| Your task |
Repeat exactly, and only, the lines from the one holding "What data populates" through the last line of the records below.

| Excerpted data |
(begin)
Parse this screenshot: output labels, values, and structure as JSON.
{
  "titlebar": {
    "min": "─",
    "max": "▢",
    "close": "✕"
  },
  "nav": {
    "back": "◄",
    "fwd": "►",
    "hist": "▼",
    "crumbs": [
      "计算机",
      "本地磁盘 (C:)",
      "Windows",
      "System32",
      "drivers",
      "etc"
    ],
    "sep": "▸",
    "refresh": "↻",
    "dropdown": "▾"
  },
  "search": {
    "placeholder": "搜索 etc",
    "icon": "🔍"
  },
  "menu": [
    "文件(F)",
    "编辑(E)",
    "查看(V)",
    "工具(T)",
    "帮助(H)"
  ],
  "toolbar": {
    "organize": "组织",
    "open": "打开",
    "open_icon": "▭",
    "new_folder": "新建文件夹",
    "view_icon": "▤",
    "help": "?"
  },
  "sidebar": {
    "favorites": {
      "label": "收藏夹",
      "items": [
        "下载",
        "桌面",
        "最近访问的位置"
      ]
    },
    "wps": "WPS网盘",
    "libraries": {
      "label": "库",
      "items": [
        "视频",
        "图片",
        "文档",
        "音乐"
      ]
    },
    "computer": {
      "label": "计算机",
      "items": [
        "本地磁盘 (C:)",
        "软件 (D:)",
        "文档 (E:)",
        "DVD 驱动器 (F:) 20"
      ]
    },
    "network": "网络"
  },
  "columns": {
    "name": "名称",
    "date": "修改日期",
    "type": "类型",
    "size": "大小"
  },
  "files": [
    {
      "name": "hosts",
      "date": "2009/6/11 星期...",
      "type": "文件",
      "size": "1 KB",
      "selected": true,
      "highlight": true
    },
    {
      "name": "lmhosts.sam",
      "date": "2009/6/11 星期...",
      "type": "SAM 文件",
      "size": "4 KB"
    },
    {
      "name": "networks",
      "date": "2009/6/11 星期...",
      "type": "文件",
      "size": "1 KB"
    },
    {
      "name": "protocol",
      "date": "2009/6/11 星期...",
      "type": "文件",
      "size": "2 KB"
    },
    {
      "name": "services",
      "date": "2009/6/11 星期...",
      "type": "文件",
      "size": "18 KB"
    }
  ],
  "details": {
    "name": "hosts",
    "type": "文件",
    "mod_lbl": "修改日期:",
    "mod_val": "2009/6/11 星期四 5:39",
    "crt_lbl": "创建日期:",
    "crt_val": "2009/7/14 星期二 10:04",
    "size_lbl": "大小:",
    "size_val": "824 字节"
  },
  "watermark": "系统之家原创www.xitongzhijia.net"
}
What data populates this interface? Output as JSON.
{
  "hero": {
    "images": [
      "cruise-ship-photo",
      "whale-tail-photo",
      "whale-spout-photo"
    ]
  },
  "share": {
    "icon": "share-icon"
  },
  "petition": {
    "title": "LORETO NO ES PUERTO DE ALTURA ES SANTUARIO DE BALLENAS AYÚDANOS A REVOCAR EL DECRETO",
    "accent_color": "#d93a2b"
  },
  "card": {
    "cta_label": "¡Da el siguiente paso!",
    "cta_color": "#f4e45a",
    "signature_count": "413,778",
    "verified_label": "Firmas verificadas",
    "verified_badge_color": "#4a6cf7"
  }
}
(end)
| The result |
What data populates this interface? Output as JSON.
{
  "hero": {
    "images": [
      "cruise-ship-photo",
      "whale-tail-photo",
      "whale-spout-photo"
    ]
  },
  "share": {
    "icon": "share-icon"
  },
  "petition": {
    "title": "LORETO NO ES PUERTO DE ALTURA ES SANTUARIO DE BALLENAS AYÚDANOS A REVOCAR EL DECRETO",
    "accent_color": "#d93a2b"
  },
  "card": {
    "cta_label": "¡Da el siguiente paso!",
    "cta_color": "#f4e45a",
    "signature_count": "413,778",
    "verified_label": "Firmas verificadas",
    "verified_badge_color": "#4a6cf7"
  }
}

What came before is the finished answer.